(RECORDS FOR THE TASK Opens)

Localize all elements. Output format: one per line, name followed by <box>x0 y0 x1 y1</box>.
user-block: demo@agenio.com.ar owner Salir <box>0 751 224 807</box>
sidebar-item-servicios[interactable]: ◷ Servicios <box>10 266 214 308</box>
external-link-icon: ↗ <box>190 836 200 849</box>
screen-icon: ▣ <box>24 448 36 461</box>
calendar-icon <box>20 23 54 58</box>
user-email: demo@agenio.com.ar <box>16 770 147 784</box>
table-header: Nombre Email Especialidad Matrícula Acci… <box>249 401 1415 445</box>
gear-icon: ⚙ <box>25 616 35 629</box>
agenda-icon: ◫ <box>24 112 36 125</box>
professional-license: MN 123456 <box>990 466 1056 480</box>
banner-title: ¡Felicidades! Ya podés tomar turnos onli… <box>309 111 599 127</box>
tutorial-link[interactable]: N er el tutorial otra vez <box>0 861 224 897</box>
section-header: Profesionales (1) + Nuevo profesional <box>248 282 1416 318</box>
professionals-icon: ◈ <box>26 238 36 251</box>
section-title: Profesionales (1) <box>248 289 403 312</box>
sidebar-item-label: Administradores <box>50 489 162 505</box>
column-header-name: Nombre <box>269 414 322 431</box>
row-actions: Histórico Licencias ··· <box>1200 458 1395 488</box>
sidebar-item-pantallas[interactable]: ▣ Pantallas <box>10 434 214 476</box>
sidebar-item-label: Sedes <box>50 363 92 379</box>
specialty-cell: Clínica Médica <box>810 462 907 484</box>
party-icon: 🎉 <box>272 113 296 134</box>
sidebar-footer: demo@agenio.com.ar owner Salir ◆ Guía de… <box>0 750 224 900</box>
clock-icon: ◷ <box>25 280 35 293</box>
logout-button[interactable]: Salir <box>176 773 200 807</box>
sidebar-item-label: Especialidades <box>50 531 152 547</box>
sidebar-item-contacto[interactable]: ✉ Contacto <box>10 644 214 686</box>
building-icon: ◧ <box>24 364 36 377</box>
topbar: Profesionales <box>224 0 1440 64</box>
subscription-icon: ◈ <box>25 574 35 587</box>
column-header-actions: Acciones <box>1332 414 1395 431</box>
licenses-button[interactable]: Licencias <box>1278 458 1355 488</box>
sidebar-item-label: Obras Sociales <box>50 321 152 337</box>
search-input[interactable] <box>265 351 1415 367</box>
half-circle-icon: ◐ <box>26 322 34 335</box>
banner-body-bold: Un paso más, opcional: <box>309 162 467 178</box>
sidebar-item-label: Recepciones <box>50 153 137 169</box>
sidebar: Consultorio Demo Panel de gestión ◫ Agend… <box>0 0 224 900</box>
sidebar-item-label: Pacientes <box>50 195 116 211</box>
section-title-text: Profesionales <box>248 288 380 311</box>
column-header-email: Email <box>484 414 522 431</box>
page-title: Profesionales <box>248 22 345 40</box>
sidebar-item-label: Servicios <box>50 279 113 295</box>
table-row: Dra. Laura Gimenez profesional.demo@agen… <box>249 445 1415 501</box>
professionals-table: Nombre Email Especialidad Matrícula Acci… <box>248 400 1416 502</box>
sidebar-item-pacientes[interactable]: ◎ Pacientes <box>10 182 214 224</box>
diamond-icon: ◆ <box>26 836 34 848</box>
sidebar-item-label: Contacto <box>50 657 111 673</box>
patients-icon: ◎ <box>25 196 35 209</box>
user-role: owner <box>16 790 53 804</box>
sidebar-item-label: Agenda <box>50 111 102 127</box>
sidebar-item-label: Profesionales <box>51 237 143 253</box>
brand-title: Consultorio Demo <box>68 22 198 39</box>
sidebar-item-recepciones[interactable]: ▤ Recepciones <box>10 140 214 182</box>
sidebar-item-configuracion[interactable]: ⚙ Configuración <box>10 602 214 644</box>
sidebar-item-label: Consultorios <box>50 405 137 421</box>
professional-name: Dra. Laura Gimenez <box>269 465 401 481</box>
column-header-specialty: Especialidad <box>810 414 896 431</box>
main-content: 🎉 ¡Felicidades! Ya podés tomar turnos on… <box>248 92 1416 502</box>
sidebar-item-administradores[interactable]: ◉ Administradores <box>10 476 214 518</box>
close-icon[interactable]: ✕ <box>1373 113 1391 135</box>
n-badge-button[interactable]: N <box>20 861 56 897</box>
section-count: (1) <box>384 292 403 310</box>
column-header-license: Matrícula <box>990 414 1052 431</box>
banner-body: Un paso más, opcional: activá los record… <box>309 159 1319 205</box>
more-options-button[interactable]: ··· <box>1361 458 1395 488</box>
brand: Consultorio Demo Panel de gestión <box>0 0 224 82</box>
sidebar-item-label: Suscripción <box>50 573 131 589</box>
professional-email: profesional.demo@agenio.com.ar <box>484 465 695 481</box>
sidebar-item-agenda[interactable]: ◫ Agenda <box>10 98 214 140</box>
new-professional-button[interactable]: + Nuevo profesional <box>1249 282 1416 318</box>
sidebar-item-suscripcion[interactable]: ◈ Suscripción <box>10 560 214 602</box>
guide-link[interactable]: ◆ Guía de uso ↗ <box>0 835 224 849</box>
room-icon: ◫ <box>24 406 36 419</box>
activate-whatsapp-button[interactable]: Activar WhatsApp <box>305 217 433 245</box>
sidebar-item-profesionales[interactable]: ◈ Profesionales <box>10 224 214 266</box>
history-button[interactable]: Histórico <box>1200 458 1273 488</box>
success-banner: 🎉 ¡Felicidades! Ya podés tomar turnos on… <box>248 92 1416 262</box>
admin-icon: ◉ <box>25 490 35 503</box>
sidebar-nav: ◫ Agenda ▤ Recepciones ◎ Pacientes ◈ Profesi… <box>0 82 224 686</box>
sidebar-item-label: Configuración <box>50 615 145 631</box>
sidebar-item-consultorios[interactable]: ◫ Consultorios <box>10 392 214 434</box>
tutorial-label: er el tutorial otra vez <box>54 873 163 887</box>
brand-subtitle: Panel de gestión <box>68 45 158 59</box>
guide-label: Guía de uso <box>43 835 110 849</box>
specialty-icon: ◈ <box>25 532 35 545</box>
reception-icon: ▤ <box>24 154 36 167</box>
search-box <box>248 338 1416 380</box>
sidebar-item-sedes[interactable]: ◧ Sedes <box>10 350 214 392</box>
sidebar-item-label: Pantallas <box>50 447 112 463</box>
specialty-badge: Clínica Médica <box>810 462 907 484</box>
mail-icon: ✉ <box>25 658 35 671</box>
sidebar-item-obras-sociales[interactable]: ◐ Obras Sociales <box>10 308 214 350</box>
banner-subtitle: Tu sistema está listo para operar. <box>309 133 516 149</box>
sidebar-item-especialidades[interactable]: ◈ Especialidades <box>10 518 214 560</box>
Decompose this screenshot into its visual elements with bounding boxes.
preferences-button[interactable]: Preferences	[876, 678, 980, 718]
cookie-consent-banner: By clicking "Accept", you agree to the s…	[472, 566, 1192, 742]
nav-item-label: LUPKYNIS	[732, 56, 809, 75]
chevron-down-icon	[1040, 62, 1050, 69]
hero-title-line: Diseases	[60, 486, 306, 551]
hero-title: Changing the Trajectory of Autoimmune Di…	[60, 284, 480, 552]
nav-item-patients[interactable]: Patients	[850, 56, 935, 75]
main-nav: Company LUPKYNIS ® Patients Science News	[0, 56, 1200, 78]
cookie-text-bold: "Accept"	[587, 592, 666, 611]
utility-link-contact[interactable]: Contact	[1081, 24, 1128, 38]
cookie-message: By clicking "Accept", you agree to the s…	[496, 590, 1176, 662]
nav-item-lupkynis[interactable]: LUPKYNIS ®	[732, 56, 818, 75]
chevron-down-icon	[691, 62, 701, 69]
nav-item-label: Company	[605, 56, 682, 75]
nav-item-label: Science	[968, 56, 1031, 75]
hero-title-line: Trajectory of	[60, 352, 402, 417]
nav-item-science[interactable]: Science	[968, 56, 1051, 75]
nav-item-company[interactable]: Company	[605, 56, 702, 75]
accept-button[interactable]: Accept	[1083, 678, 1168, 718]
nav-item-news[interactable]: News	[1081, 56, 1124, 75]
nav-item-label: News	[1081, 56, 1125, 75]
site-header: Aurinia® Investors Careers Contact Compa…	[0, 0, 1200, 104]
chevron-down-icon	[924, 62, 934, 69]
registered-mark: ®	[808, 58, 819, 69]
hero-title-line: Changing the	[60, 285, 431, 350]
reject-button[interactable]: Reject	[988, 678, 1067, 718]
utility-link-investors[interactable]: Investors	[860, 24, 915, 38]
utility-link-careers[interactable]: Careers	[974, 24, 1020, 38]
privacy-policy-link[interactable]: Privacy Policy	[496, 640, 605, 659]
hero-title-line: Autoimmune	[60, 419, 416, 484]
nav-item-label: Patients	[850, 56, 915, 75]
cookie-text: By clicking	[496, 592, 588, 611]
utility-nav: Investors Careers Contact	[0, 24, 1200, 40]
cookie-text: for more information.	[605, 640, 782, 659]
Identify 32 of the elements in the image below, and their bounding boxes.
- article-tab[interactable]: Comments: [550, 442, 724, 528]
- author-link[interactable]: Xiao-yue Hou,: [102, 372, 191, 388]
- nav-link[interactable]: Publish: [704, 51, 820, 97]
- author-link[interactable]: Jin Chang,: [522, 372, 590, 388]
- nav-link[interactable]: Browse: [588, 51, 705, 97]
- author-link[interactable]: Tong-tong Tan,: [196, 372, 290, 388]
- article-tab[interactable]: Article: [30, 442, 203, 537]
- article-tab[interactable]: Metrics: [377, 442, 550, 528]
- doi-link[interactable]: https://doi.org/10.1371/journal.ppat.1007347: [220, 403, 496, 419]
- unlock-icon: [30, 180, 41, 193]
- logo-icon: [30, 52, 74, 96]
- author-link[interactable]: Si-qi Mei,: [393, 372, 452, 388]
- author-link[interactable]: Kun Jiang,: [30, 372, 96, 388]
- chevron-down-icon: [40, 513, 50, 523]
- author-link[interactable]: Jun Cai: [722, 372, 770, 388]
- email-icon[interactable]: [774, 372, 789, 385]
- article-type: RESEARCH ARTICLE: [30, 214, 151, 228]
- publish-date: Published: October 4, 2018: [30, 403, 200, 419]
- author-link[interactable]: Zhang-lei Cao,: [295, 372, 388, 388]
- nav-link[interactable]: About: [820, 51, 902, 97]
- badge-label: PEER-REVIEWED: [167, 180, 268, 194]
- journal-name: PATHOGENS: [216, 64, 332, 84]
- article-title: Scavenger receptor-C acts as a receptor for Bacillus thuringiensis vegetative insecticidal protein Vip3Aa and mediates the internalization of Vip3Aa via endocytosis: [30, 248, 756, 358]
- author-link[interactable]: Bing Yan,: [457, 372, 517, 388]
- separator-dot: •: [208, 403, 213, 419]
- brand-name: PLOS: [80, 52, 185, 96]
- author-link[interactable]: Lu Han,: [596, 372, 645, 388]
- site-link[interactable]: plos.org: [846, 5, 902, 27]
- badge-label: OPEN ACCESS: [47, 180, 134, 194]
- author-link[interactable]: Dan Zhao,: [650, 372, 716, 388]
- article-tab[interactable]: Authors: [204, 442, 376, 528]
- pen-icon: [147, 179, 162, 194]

(RECORDS FOR THE TASK Closes)

ASSIGNED TASK
Each line of the data that has the string "Configuración" should be returned.

ANSWER
sidebar-item-configuracion[interactable]: ⚙ Configuración <box>10 602 214 644</box>
sidebar-item-label: Configuración <box>50 615 145 631</box>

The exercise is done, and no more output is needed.